*EXERCISE BRIEF:*
Print the complete set of entries exactly.

*RECORD EXTRACTS:*

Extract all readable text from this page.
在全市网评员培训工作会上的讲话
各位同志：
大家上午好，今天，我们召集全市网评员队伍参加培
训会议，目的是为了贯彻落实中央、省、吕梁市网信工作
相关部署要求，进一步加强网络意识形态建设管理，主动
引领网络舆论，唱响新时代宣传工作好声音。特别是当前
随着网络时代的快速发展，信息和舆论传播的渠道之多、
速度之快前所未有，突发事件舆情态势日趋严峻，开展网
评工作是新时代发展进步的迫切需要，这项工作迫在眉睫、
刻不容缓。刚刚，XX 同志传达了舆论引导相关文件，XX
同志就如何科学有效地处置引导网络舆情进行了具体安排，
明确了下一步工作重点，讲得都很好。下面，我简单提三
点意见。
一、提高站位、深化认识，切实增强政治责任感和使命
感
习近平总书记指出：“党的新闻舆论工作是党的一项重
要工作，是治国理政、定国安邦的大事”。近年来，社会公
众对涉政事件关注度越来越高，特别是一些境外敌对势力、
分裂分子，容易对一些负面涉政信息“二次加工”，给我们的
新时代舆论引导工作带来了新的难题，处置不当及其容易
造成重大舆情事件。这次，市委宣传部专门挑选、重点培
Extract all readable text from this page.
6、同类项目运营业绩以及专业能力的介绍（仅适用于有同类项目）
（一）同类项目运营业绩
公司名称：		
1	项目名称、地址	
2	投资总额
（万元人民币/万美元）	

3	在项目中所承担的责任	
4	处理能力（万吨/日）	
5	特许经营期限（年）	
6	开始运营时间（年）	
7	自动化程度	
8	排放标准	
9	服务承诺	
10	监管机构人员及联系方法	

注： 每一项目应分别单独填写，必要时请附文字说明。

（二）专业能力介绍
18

*EXERCISE OUTPUT:*
Extract all readable text from this page.
在全市网评员培训工作会上的讲话
各位同志：
大家上午好，今天，我们召集全市网评员队伍参加培
训会议，目的是为了贯彻落实中央、省、吕梁市网信工作
相关部署要求，进一步加强网络意识形态建设管理，主动
引领网络舆论，唱响新时代宣传工作好声音。特别是当前
随着网络时代的快速发展，信息和舆论传播的渠道之多、
速度之快前所未有，突发事件舆情态势日趋严峻，开展网
评工作是新时代发展进步的迫切需要，这项工作迫在眉睫、
刻不容缓。刚刚，XX 同志传达了舆论引导相关文件，XX
同志就如何科学有效地处置引导网络舆情进行了具体安排，
明确了下一步工作重点，讲得都很好。下面，我简单提三
点意见。
一、提高站位、深化认识，切实增强政治责任感和使命
感
习近平总书记指出：“党的新闻舆论工作是党的一项重
要工作，是治国理政、定国安邦的大事”。近年来，社会公
众对涉政事件关注度越来越高，特别是一些境外敌对势力、
分裂分子，容易对一些负面涉政信息“二次加工”，给我们的
新时代舆论引导工作带来了新的难题，处置不当及其容易
造成重大舆情事件。这次，市委宣传部专门挑选、重点培
Extract all readable text from this page.
6、同类项目运营业绩以及专业能力的介绍（仅适用于有同类项目）
（一）同类项目运营业绩
公司名称：		
1	项目名称、地址	
2	投资总额
（万元人民币/万美元）	

3	在项目中所承担的责任	
4	处理能力（万吨/日）	
5	特许经营期限（年）	
6	开始运营时间（年）	
7	自动化程度	
8	排放标准	
9	服务承诺	
10	监管机构人员及联系方法	

注： 每一项目应分别单独填写，必要时请附文字说明。

（二）专业能力介绍
18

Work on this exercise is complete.